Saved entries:
◆ ◆ ◆ ◆ ◆ ◆ ◆
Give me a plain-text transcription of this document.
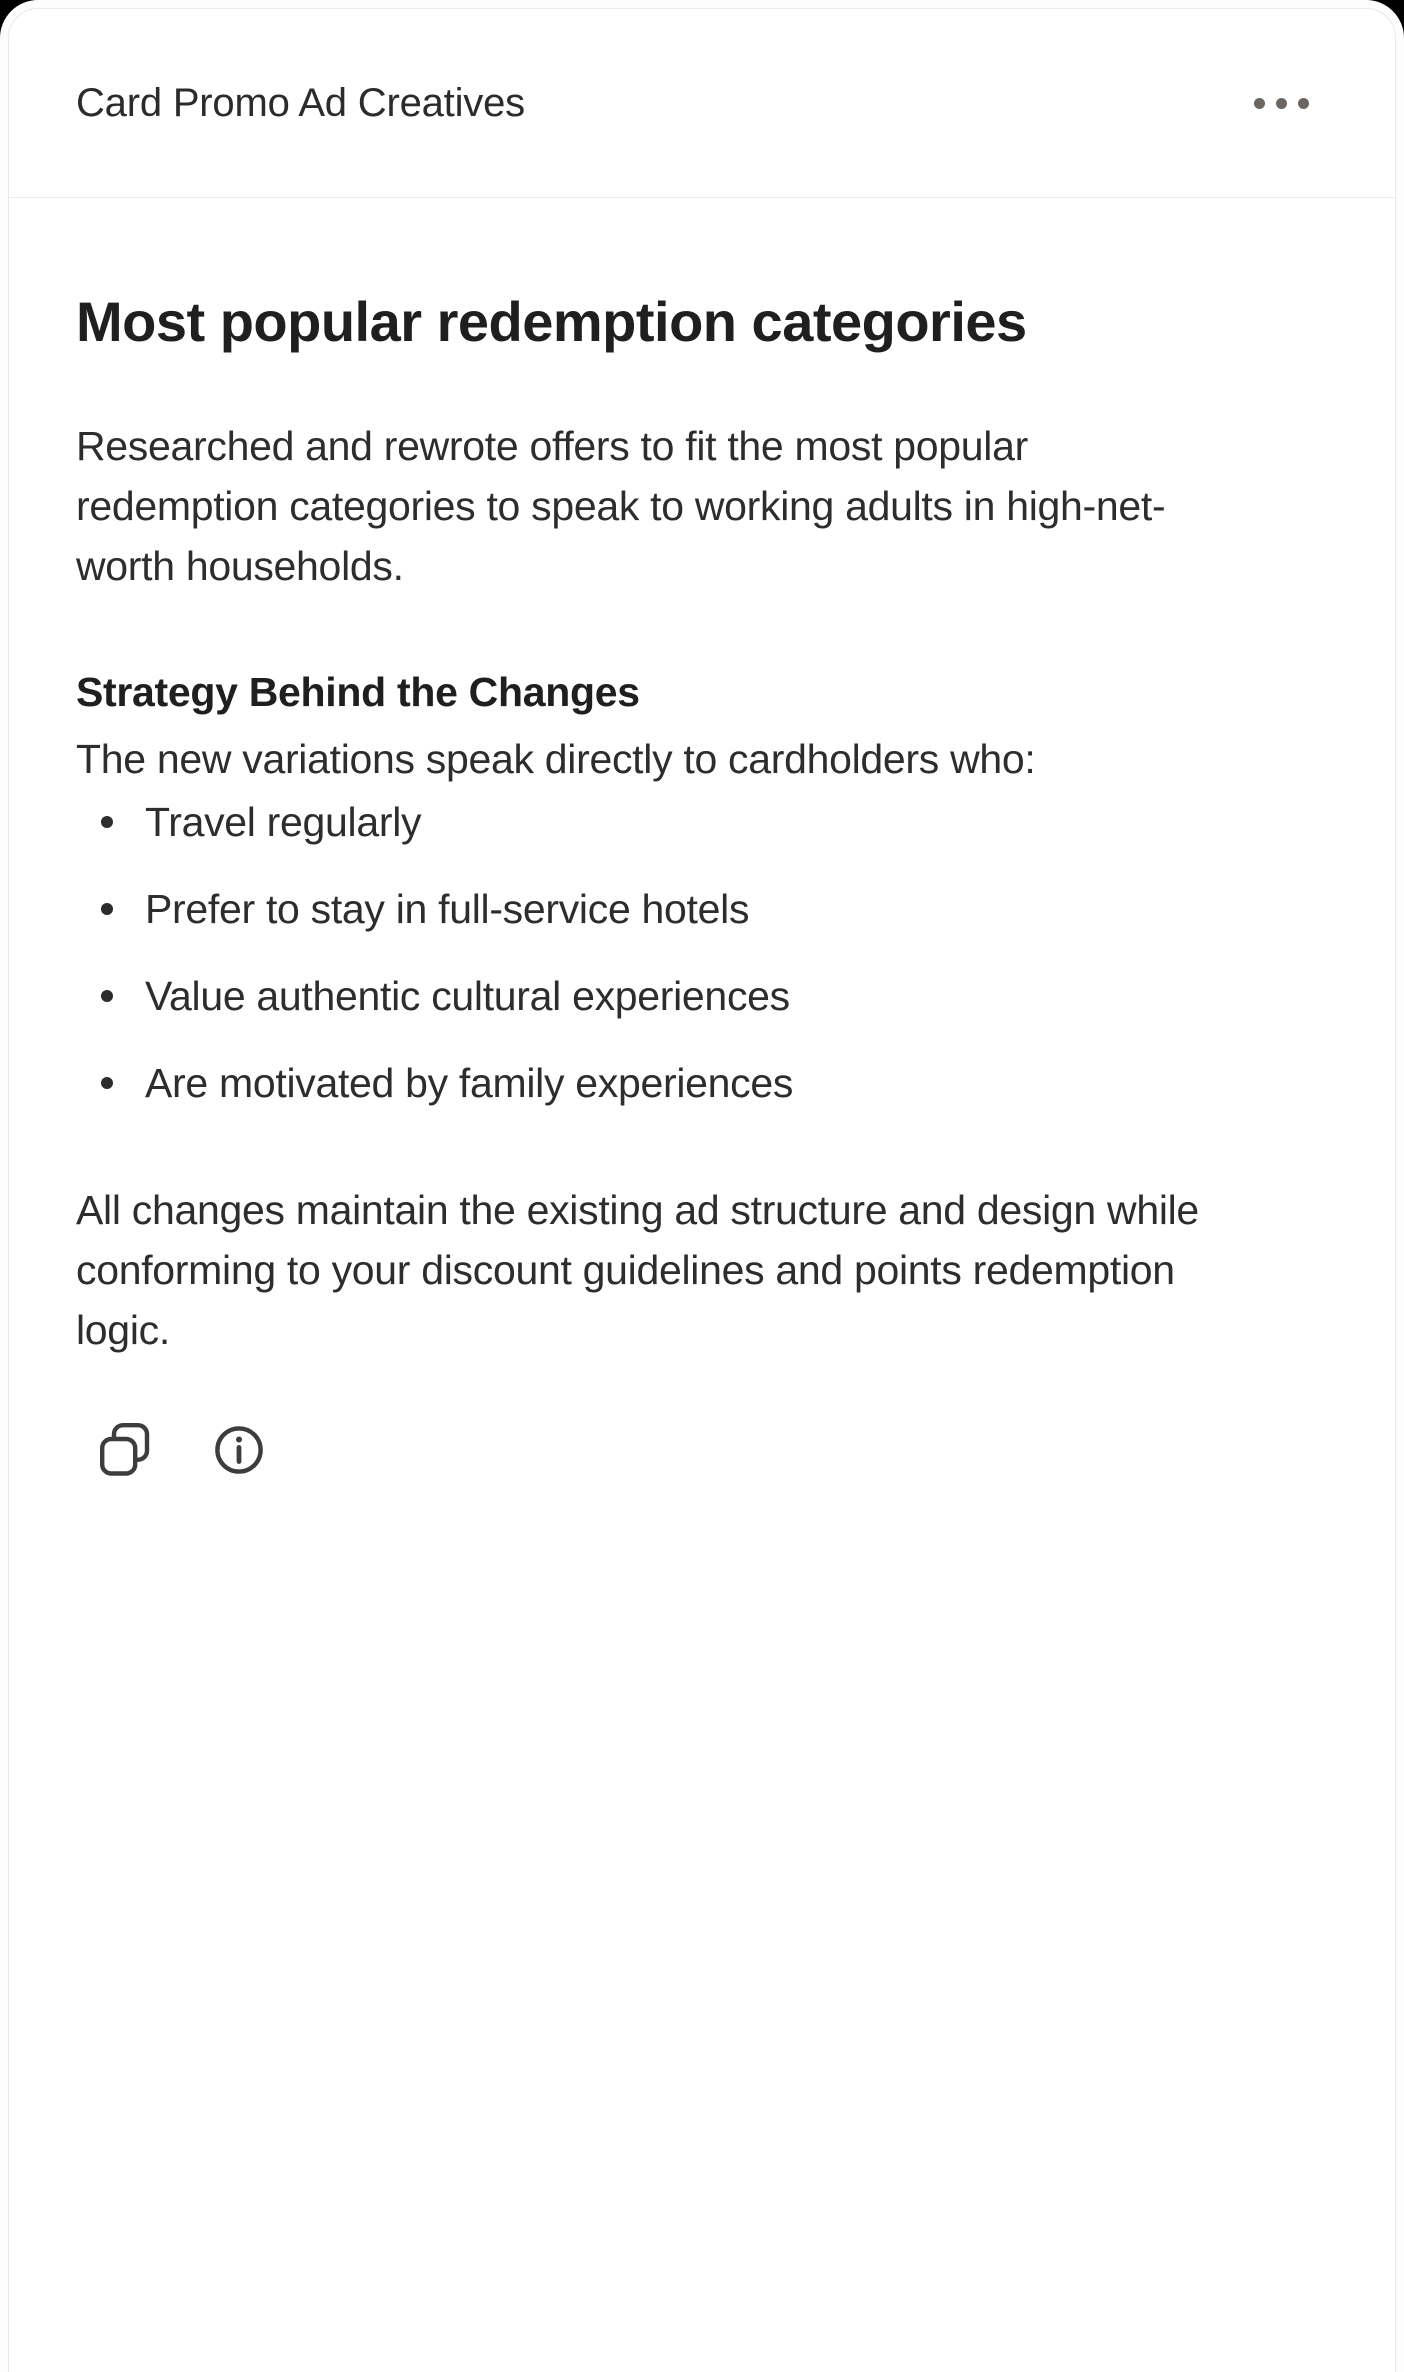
Card Promo Ad Creatives
Most popular redemption categories

Researched and rewrote offers to fit the most popular
redemption categories to speak to working adults in high-net-
worth households.

Strategy Behind the Changes

The new variations speak directly to cardholders who:

Travel regularly
Prefer to stay in full-service hotels
Value authentic cultural experiences
Are motivated by family experiences

All changes maintain the existing ad structure and design while
conforming to your discount guidelines and points redemption
logic.
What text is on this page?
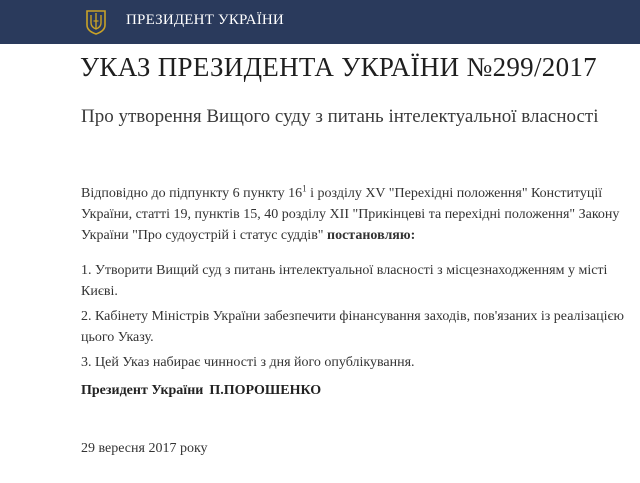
ПРЕЗИДЕНТ УКРАЇНИ
УКАЗ ПРЕЗИДЕНТА УКРАЇНИ №299/2017
Про утворення Вищого суду з питань інтелектуальної власності
Відповідно до підпункту 6 пункту $16^1$ і розділу XV "Перехідні положення" Конституції України, статті 19, пунктів 15, 40 розділу XII "Прикінцеві та перехідні положення" Закону України "Про судоустрій і статус суддів" постановляю:
1. Утворити Вищий суд з питань інтелектуальної власності з місцезнаходженням у місті Києві.
2. Кабінету Міністрів України забезпечити фінансування заходів, пов'язаних із реалізацією цього Указу.
3. Цей Указ набирає чинності з дня його опублікування.
Президент України П.ПОРОШЕНКО
29 вересня 2017 року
◆ ◆ ◆ ◆ ◆ ◆ ◆
:: Goal ::
Find "experiences". Copy every line it occurs in.

:: Expected output ::
Value authentic cultural experiences
Are motivated by family experiences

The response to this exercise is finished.